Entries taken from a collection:
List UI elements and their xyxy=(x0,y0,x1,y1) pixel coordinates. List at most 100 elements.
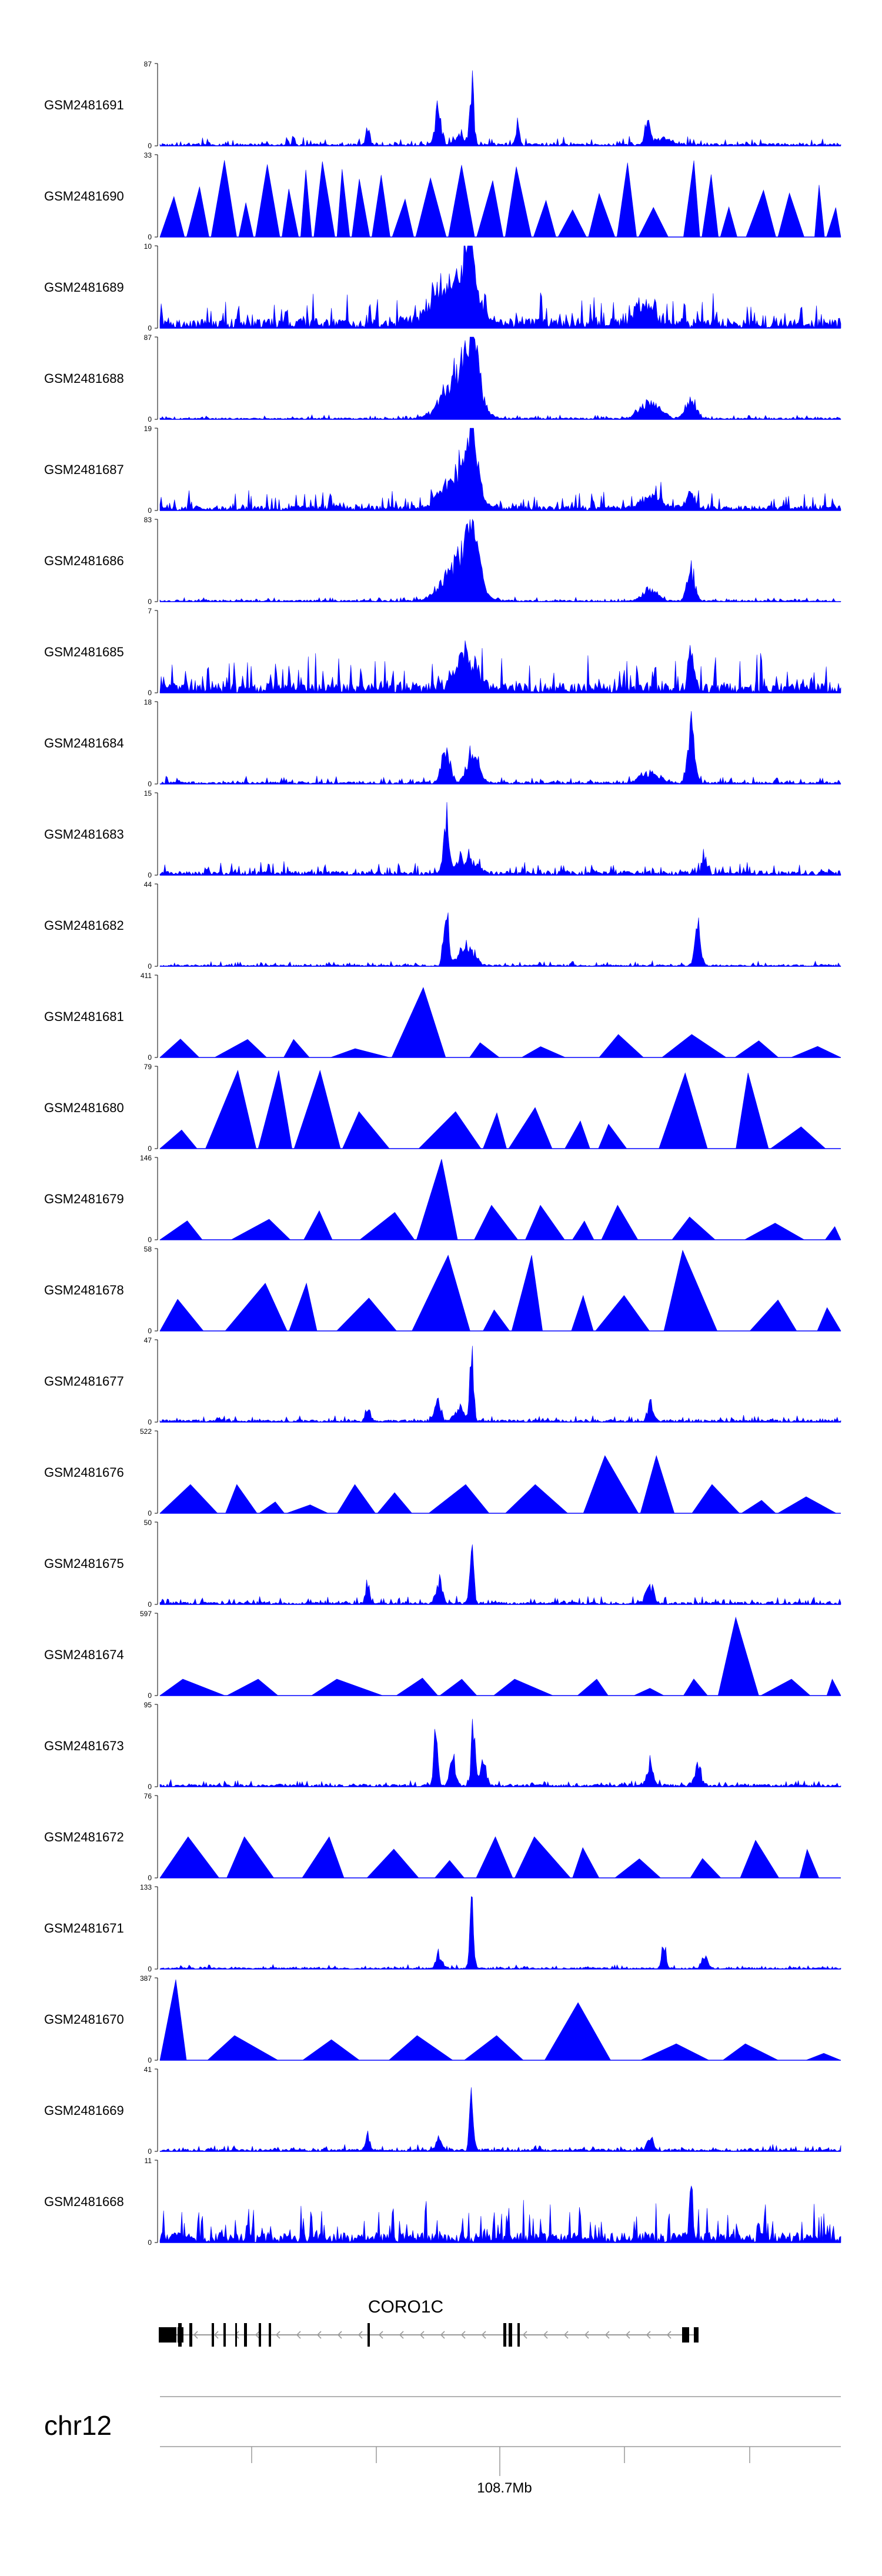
strand-arrow xyxy=(193,2331,198,2339)
y-axis-max-label: 7 xyxy=(148,607,152,615)
signal-area xyxy=(159,1159,841,1240)
exon xyxy=(269,2323,271,2347)
y-axis-min-label: 0 xyxy=(148,780,152,788)
y-axis-min-label: 0 xyxy=(148,233,152,241)
signal-area xyxy=(159,1544,841,1605)
exon xyxy=(503,2323,506,2347)
strand-arrow xyxy=(337,2331,342,2339)
track-GSM2481681: GSM2481681 411 0 xyxy=(44,972,841,1062)
track-GSM2481677: GSM2481677 47 0 xyxy=(44,1336,841,1426)
y-axis-min-label: 0 xyxy=(148,871,152,879)
exon xyxy=(259,2323,261,2347)
strand-arrow xyxy=(316,2331,322,2339)
exon xyxy=(368,2323,370,2347)
sample-label: GSM2481681 xyxy=(44,1009,124,1024)
track-GSM2481685: GSM2481685 7 0 xyxy=(44,607,841,697)
sample-label: GSM2481691 xyxy=(44,98,124,112)
strand-arrow xyxy=(296,2331,301,2339)
strand-arrow xyxy=(378,2331,383,2339)
strand-arrow xyxy=(481,2331,486,2339)
y-axis-min-label: 0 xyxy=(148,2147,152,2155)
track-GSM2481676: GSM2481676 522 0 xyxy=(44,1427,841,1517)
y-axis-max-label: 146 xyxy=(140,1154,152,1162)
strand-arrow xyxy=(358,2331,363,2339)
track-GSM2481684: GSM2481684 18 0 xyxy=(44,698,841,788)
sample-label: GSM2481669 xyxy=(44,2103,124,2118)
signal-area xyxy=(159,802,841,876)
track-GSM2481668: GSM2481668 11 0 xyxy=(44,2157,841,2247)
gene-model-track: CORO1C xyxy=(159,2297,699,2347)
sample-label: GSM2481686 xyxy=(44,553,124,568)
strand-arrow xyxy=(584,2331,589,2339)
sample-label: GSM2481682 xyxy=(44,918,124,933)
track-GSM2481686: GSM2481686 83 0 xyxy=(44,516,841,606)
sample-label: GSM2481690 xyxy=(44,189,124,203)
signal-area xyxy=(159,336,841,420)
y-axis-max-label: 76 xyxy=(144,1792,152,1800)
track-GSM2481670: GSM2481670 387 0 xyxy=(44,1974,841,2064)
signal-area xyxy=(159,1249,841,1332)
track-GSM2481689: GSM2481689 10 0 xyxy=(44,242,841,332)
sample-label: GSM2481683 xyxy=(44,827,124,842)
y-axis-max-label: 44 xyxy=(144,880,152,889)
sample-label: GSM2481671 xyxy=(44,1921,124,1936)
gene-label: CORO1C xyxy=(368,2297,443,2317)
strand-arrow xyxy=(419,2331,425,2339)
signal-area xyxy=(159,912,841,967)
signal-area xyxy=(159,1346,841,1423)
track-GSM2481678: GSM2481678 58 0 xyxy=(44,1245,841,1335)
y-axis-min-label: 0 xyxy=(148,2238,152,2247)
strand-arrow xyxy=(522,2331,527,2339)
track-GSM2481675: GSM2481675 50 0 xyxy=(44,1519,841,1609)
strand-arrow xyxy=(460,2331,466,2339)
signal-area xyxy=(159,1069,841,1149)
track-GSM2481687: GSM2481687 19 0 xyxy=(44,425,841,515)
sample-label: GSM2481679 xyxy=(44,1192,124,1206)
sample-label: GSM2481677 xyxy=(44,1374,124,1389)
strand-arrow xyxy=(255,2331,260,2339)
track-GSM2481690: GSM2481690 33 0 xyxy=(44,151,841,241)
exon xyxy=(682,2327,689,2343)
signal-area xyxy=(159,2185,841,2243)
track-GSM2481683: GSM2481683 15 0 xyxy=(44,789,841,879)
track-GSM2481682: GSM2481682 44 0 xyxy=(44,880,841,970)
exon xyxy=(509,2323,512,2347)
y-axis-max-label: 133 xyxy=(140,1883,152,1891)
y-axis-min-label: 0 xyxy=(148,962,152,970)
sample-label: GSM2481672 xyxy=(44,1830,124,1844)
y-axis-min-label: 0 xyxy=(148,415,152,423)
y-axis-max-label: 387 xyxy=(140,1974,152,1983)
signal-area xyxy=(159,160,841,238)
track-GSM2481691: GSM2481691 87 0 xyxy=(44,60,841,150)
y-axis-max-label: 10 xyxy=(144,242,152,251)
signal-area xyxy=(159,518,841,602)
y-axis-max-label: 33 xyxy=(144,151,152,159)
sample-label: GSM2481689 xyxy=(44,280,124,295)
y-axis-max-label: 79 xyxy=(144,1063,152,1071)
sample-label: GSM2481684 xyxy=(44,736,124,750)
signal-area xyxy=(159,1454,841,1514)
y-axis-max-label: 47 xyxy=(144,1336,152,1344)
sample-label: GSM2481675 xyxy=(44,1556,124,1571)
y-axis-min-label: 0 xyxy=(148,324,152,332)
strand-arrow xyxy=(399,2331,404,2339)
y-axis-min-label: 0 xyxy=(148,1691,152,1700)
track-GSM2481674: GSM2481674 597 0 xyxy=(44,1610,841,1700)
signal-area xyxy=(159,245,841,329)
y-axis-min-label: 0 xyxy=(148,1236,152,1244)
strand-arrow xyxy=(440,2331,445,2339)
y-axis-min-label: 0 xyxy=(148,142,152,150)
strand-arrow xyxy=(275,2331,280,2339)
y-axis-max-label: 522 xyxy=(140,1427,152,1436)
y-axis-max-label: 11 xyxy=(145,2157,152,2165)
track-GSM2481679: GSM2481679 146 0 xyxy=(44,1154,841,1244)
y-axis-min-label: 0 xyxy=(148,598,152,606)
signal-area xyxy=(159,1616,841,1696)
y-axis-max-label: 18 xyxy=(144,698,152,706)
sample-label: GSM2481673 xyxy=(44,1739,124,1753)
chromosome-label: chr12 xyxy=(44,2410,112,2441)
genomic-axis: chr12 108.7Mb xyxy=(44,2396,841,2496)
y-axis-min-label: 0 xyxy=(148,1144,152,1153)
signal-area xyxy=(159,1896,841,1970)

● **WHAT YOU WILL DO**: Please print all the data above word for word. Pictures should not appear in the copy.

● **RESPONSE**:
List UI elements and their xyxy=(x0,y0,x1,y1) pixel coordinates. List at most 100 elements.
strand-arrow xyxy=(193,2331,198,2339)
y-axis-max-label: 7 xyxy=(148,607,152,615)
signal-area xyxy=(159,1159,841,1240)
exon xyxy=(269,2323,271,2347)
y-axis-min-label: 0 xyxy=(148,780,152,788)
y-axis-min-label: 0 xyxy=(148,233,152,241)
signal-area xyxy=(159,1544,841,1605)
exon xyxy=(503,2323,506,2347)
strand-arrow xyxy=(337,2331,342,2339)
track-GSM2481681: GSM2481681 411 0 xyxy=(44,972,841,1062)
track-GSM2481677: GSM2481677 47 0 xyxy=(44,1336,841,1426)
y-axis-min-label: 0 xyxy=(148,871,152,879)
exon xyxy=(259,2323,261,2347)
strand-arrow xyxy=(316,2331,322,2339)
exon xyxy=(368,2323,370,2347)
sample-label: GSM2481681 xyxy=(44,1009,124,1024)
track-GSM2481685: GSM2481685 7 0 xyxy=(44,607,841,697)
sample-label: GSM2481691 xyxy=(44,98,124,112)
strand-arrow xyxy=(296,2331,301,2339)
strand-arrow xyxy=(378,2331,383,2339)
strand-arrow xyxy=(481,2331,486,2339)
y-axis-min-label: 0 xyxy=(148,2147,152,2155)
track-GSM2481676: GSM2481676 522 0 xyxy=(44,1427,841,1517)
y-axis-max-label: 146 xyxy=(140,1154,152,1162)
strand-arrow xyxy=(358,2331,363,2339)
track-GSM2481684: GSM2481684 18 0 xyxy=(44,698,841,788)
sample-label: GSM2481669 xyxy=(44,2103,124,2118)
signal-area xyxy=(159,802,841,876)
track-GSM2481668: GSM2481668 11 0 xyxy=(44,2157,841,2247)
gene-model-track: CORO1C xyxy=(159,2297,699,2347)
sample-label: GSM2481686 xyxy=(44,553,124,568)
strand-arrow xyxy=(584,2331,589,2339)
sample-label: GSM2481682 xyxy=(44,918,124,933)
track-GSM2481686: GSM2481686 83 0 xyxy=(44,516,841,606)
sample-label: GSM2481690 xyxy=(44,189,124,203)
signal-area xyxy=(159,336,841,420)
y-axis-max-label: 76 xyxy=(144,1792,152,1800)
track-GSM2481670: GSM2481670 387 0 xyxy=(44,1974,841,2064)
signal-area xyxy=(159,1249,841,1332)
track-GSM2481689: GSM2481689 10 0 xyxy=(44,242,841,332)
sample-label: GSM2481683 xyxy=(44,827,124,842)
y-axis-max-label: 44 xyxy=(144,880,152,889)
sample-label: GSM2481671 xyxy=(44,1921,124,1936)
gene-label: CORO1C xyxy=(368,2297,443,2317)
strand-arrow xyxy=(419,2331,425,2339)
signal-area xyxy=(159,912,841,967)
signal-area xyxy=(159,1346,841,1423)
track-GSM2481678: GSM2481678 58 0 xyxy=(44,1245,841,1335)
y-axis-min-label: 0 xyxy=(148,2238,152,2247)
strand-arrow xyxy=(522,2331,527,2339)
track-GSM2481675: GSM2481675 50 0 xyxy=(44,1519,841,1609)
strand-arrow xyxy=(460,2331,466,2339)
signal-area xyxy=(159,1069,841,1149)
track-GSM2481687: GSM2481687 19 0 xyxy=(44,425,841,515)
sample-label: GSM2481679 xyxy=(44,1192,124,1206)
sample-label: GSM2481677 xyxy=(44,1374,124,1389)
strand-arrow xyxy=(255,2331,260,2339)
track-GSM2481690: GSM2481690 33 0 xyxy=(44,151,841,241)
exon xyxy=(682,2327,689,2343)
signal-area xyxy=(159,2185,841,2243)
track-GSM2481683: GSM2481683 15 0 xyxy=(44,789,841,879)
track-GSM2481682: GSM2481682 44 0 xyxy=(44,880,841,970)
exon xyxy=(509,2323,512,2347)
y-axis-max-label: 133 xyxy=(140,1883,152,1891)
y-axis-min-label: 0 xyxy=(148,962,152,970)
sample-label: GSM2481672 xyxy=(44,1830,124,1844)
y-axis-min-label: 0 xyxy=(148,415,152,423)
y-axis-max-label: 387 xyxy=(140,1974,152,1983)
signal-area xyxy=(159,160,841,238)
track-GSM2481691: GSM2481691 87 0 xyxy=(44,60,841,150)
y-axis-max-label: 10 xyxy=(144,242,152,251)
signal-area xyxy=(159,518,841,602)
y-axis-max-label: 33 xyxy=(144,151,152,159)
sample-label: GSM2481689 xyxy=(44,280,124,295)
y-axis-max-label: 79 xyxy=(144,1063,152,1071)
sample-label: GSM2481684 xyxy=(44,736,124,750)
signal-area xyxy=(159,1454,841,1514)
y-axis-max-label: 47 xyxy=(144,1336,152,1344)
sample-label: GSM2481675 xyxy=(44,1556,124,1571)
y-axis-min-label: 0 xyxy=(148,324,152,332)
strand-arrow xyxy=(399,2331,404,2339)
y-axis-min-label: 0 xyxy=(148,1691,152,1700)
track-GSM2481674: GSM2481674 597 0 xyxy=(44,1610,841,1700)
signal-area xyxy=(159,245,841,329)
y-axis-min-label: 0 xyxy=(148,1236,152,1244)
strand-arrow xyxy=(440,2331,445,2339)
y-axis-min-label: 0 xyxy=(148,142,152,150)
strand-arrow xyxy=(275,2331,280,2339)
y-axis-max-label: 522 xyxy=(140,1427,152,1436)
y-axis-max-label: 11 xyxy=(145,2157,152,2165)
track-GSM2481679: GSM2481679 146 0 xyxy=(44,1154,841,1244)
y-axis-min-label: 0 xyxy=(148,598,152,606)
signal-area xyxy=(159,1616,841,1696)
y-axis-max-label: 18 xyxy=(144,698,152,706)
sample-label: GSM2481673 xyxy=(44,1739,124,1753)
chromosome-label: chr12 xyxy=(44,2410,112,2441)
genomic-axis: chr12 108.7Mb xyxy=(44,2396,841,2496)
y-axis-min-label: 0 xyxy=(148,1144,152,1153)
signal-area xyxy=(159,1896,841,1970)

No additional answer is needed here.